### RECORDS PROVIDED

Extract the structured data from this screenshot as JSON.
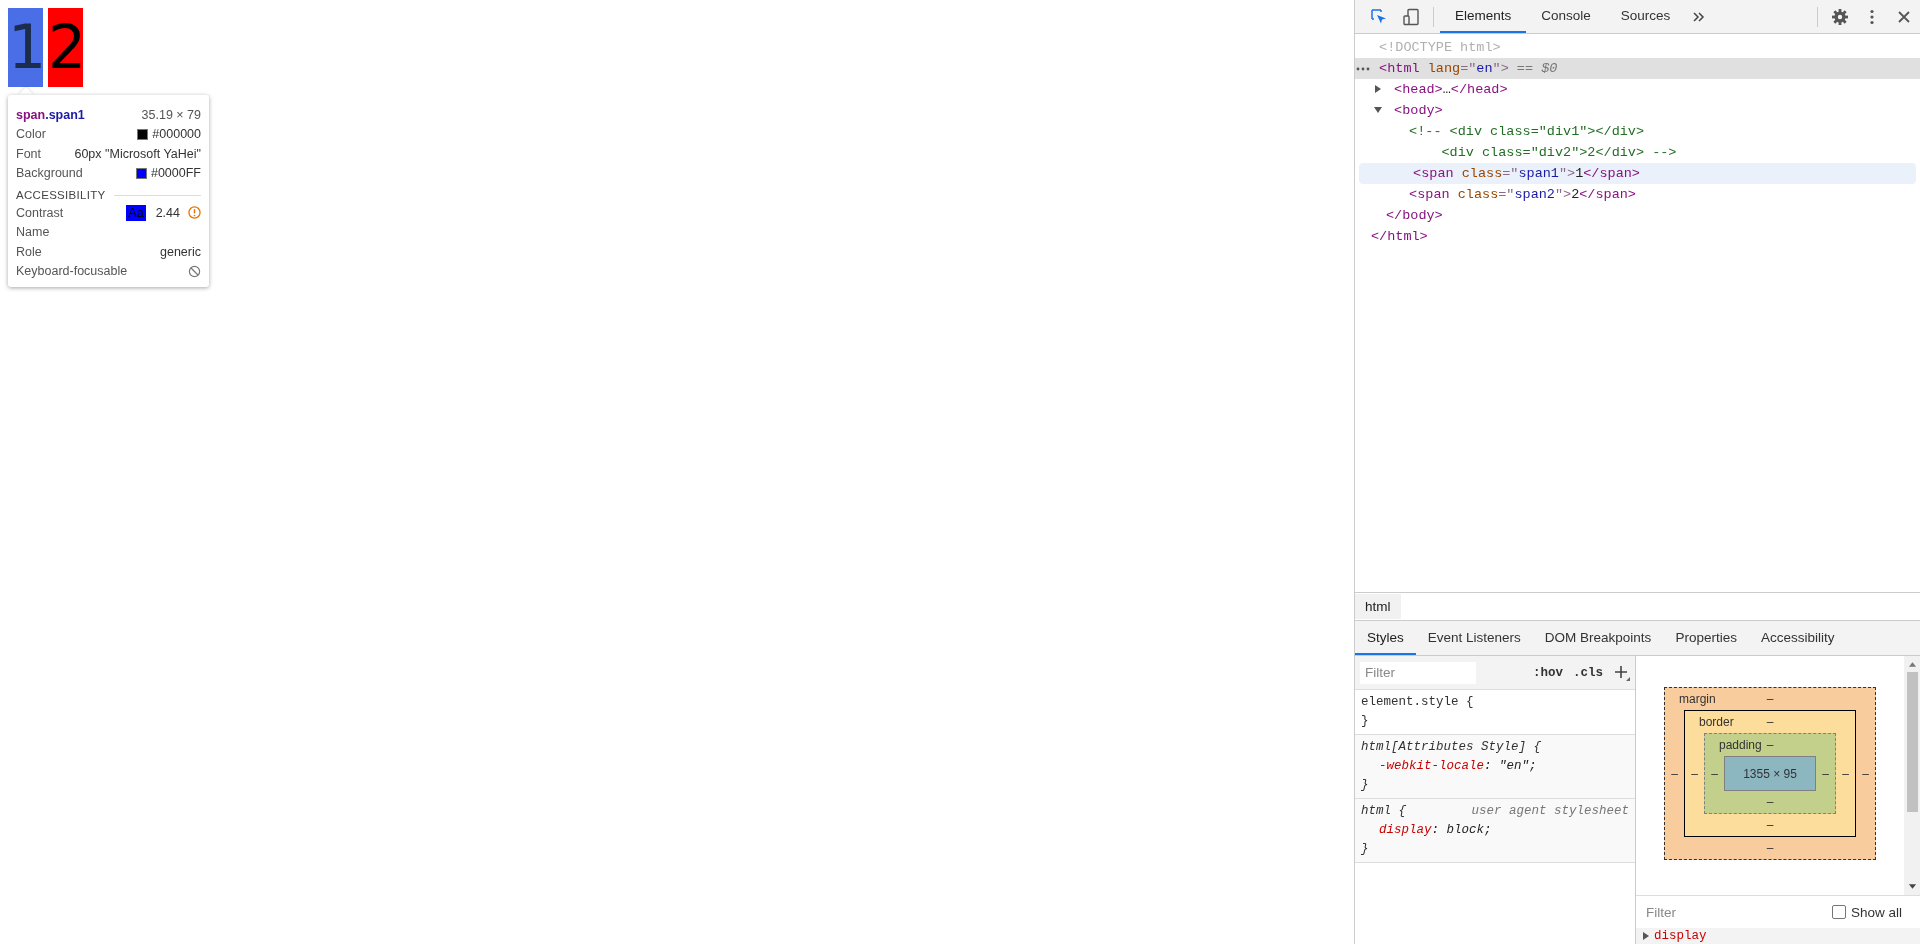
{
  "page": {
    "spans": [
      {
        "text": "1",
        "color": "#4a6ee6",
        "highlighted": true
      },
      {
        "text": "2",
        "color": "#ff0000",
        "highlighted": false
      }
    ]
  },
  "tooltip": {
    "tag": "span",
    "class_name": ".span1",
    "size": "35.19 × 79",
    "rows": [
      {
        "label": "Color",
        "value": "#000000",
        "color": "#000000"
      },
      {
        "label": "Font",
        "value": "60px \"Microsoft YaHei\""
      },
      {
        "label": "Background",
        "value": "#0000FF",
        "color": "#0000ff"
      }
    ],
    "section": "ACCESSIBILITY",
    "contrast": {
      "label": "Contrast",
      "sample": "Aa",
      "ratio": "2.44"
    },
    "a11y_rows": [
      {
        "label": "Name"
      },
      {
        "label": "Role",
        "value": "generic"
      },
      {
        "label": "Keyboard-focusable",
        "kind": "blocked"
      }
    ]
  },
  "devtools": {
    "tabs": [
      {
        "label": "Elements",
        "selected": true
      },
      {
        "label": "Console",
        "selected": false
      },
      {
        "label": "Sources",
        "selected": false
      }
    ],
    "dom": [
      {
        "lines": [
          [
            {
              "kind": "doctype",
              "text": "<!DOCTYPE html>"
            }
          ]
        ],
        "selected": false,
        "hovered": false
      },
      {
        "lines": [
          [
            {
              "kind": "tag",
              "text": "<html"
            },
            {
              "kind": "attr",
              "text": " lang"
            },
            {
              "kind": "punct",
              "text": "=\""
            },
            {
              "kind": "value",
              "text": "en"
            },
            {
              "kind": "punct",
              "text": "\">"
            },
            {
              "kind": "marker",
              "text": " == $0"
            }
          ]
        ],
        "selected": true,
        "hovered": false,
        "children": [
          {
            "lines": [
              [
                {
                  "kind": "tag",
                  "text": "<head>"
                },
                {
                  "kind": "text",
                  "text": "…"
                },
                {
                  "kind": "tag",
                  "text": "</head>"
                }
              ]
            ],
            "selected": false,
            "hovered": false,
            "expanded": false
          },
          {
            "lines": [
              [
                {
                  "kind": "tag",
                  "text": "<body>"
                }
              ]
            ],
            "selected": false,
            "hovered": false,
            "expanded": true,
            "children": [
              {
                "lines": [
                  [
                    {
                      "kind": "comment",
                      "text": "<!-- <div class=\"div1\"></div>"
                    }
                  ],
                  [
                    {
                      "kind": "comment",
                      "text": "    <div class=\"div2\">2</div> -->"
                    }
                  ]
                ],
                "selected": false,
                "hovered": false
              },
              {
                "lines": [
                  [
                    {
                      "kind": "tag",
                      "text": "<span"
                    },
                    {
                      "kind": "attr",
                      "text": " class"
                    },
                    {
                      "kind": "punct",
                      "text": "=\""
                    },
                    {
                      "kind": "value",
                      "text": "span1"
                    },
                    {
                      "kind": "punct",
                      "text": "\">"
                    },
                    {
                      "kind": "text",
                      "text": "1"
                    },
                    {
                      "kind": "tag",
                      "text": "</span>"
                    }
                  ]
                ],
                "selected": false,
                "hovered": true
              },
              {
                "lines": [
                  [
                    {
                      "kind": "tag",
                      "text": "<span"
                    },
                    {
                      "kind": "attr",
                      "text": " class"
                    },
                    {
                      "kind": "punct",
                      "text": "=\""
                    },
                    {
                      "kind": "value",
                      "text": "span2"
                    },
                    {
                      "kind": "punct",
                      "text": "\">"
                    },
                    {
                      "kind": "text",
                      "text": "2"
                    },
                    {
                      "kind": "tag",
                      "text": "</span>"
                    }
                  ]
                ],
                "selected": false,
                "hovered": false
              }
            ],
            "close": [
              {
                "kind": "tag",
                "text": "</body>"
              }
            ]
          }
        ],
        "close": [
          {
            "kind": "tag",
            "text": "</html>"
          }
        ]
      }
    ],
    "breadcrumb": "html",
    "subtabs": [
      {
        "label": "Styles",
        "selected": true
      },
      {
        "label": "Event Listeners",
        "selected": false
      },
      {
        "label": "DOM Breakpoints",
        "selected": false
      },
      {
        "label": "Properties",
        "selected": false
      },
      {
        "label": "Accessibility",
        "selected": false
      }
    ],
    "styles": {
      "filter_placeholder": "Filter",
      "hov": ":hov",
      "cls": ".cls",
      "rules": [
        {
          "kind": "inline",
          "selector": "element.style {",
          "close": "}"
        },
        {
          "kind": "attributes",
          "selector": "html[Attributes Style] {",
          "close": "}",
          "declarations": [
            {
              "property": "-webkit-locale",
              "rest": ": \"en\";"
            }
          ]
        },
        {
          "kind": "user-agent",
          "selector": "html {",
          "source": "user agent stylesheet",
          "close": "}",
          "declarations": [
            {
              "property": "display",
              "rest": ": block;"
            }
          ]
        }
      ]
    },
    "box_model": {
      "layers": [
        {
          "label": "margin",
          "top": "–"
        },
        {
          "label": "border",
          "top": "–"
        },
        {
          "label": "padding",
          "top": "–"
        }
      ],
      "middle_row": [
        "–",
        "–",
        "–",
        "1355 × 95",
        "–",
        "–",
        "–"
      ],
      "bottoms": [
        "–",
        "–",
        "–"
      ]
    },
    "computed": {
      "filter_placeholder": "Filter",
      "show_all": {
        "label": "Show all",
        "checked": false
      },
      "properties": [
        {
          "name": "display",
          "expanded": false
        }
      ]
    }
  }
}
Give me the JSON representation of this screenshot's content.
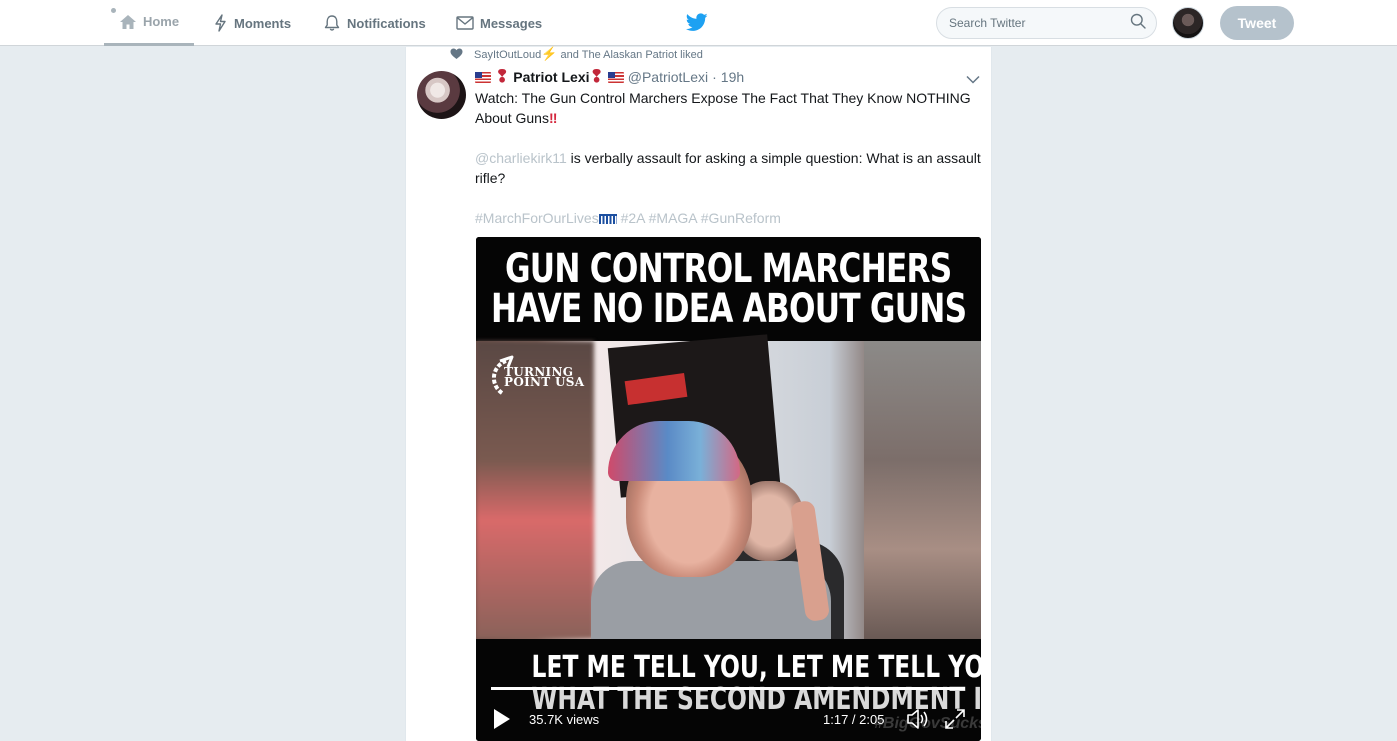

### YOUR INSTRUCTIONS
Pick out and copy the lines of the entries that hold the string "true".

### FINAL RESULT
        "highlighted": true
        "selected": true
        "selected": true,
            "expanded": true,
                "hovered": true
        "selected": true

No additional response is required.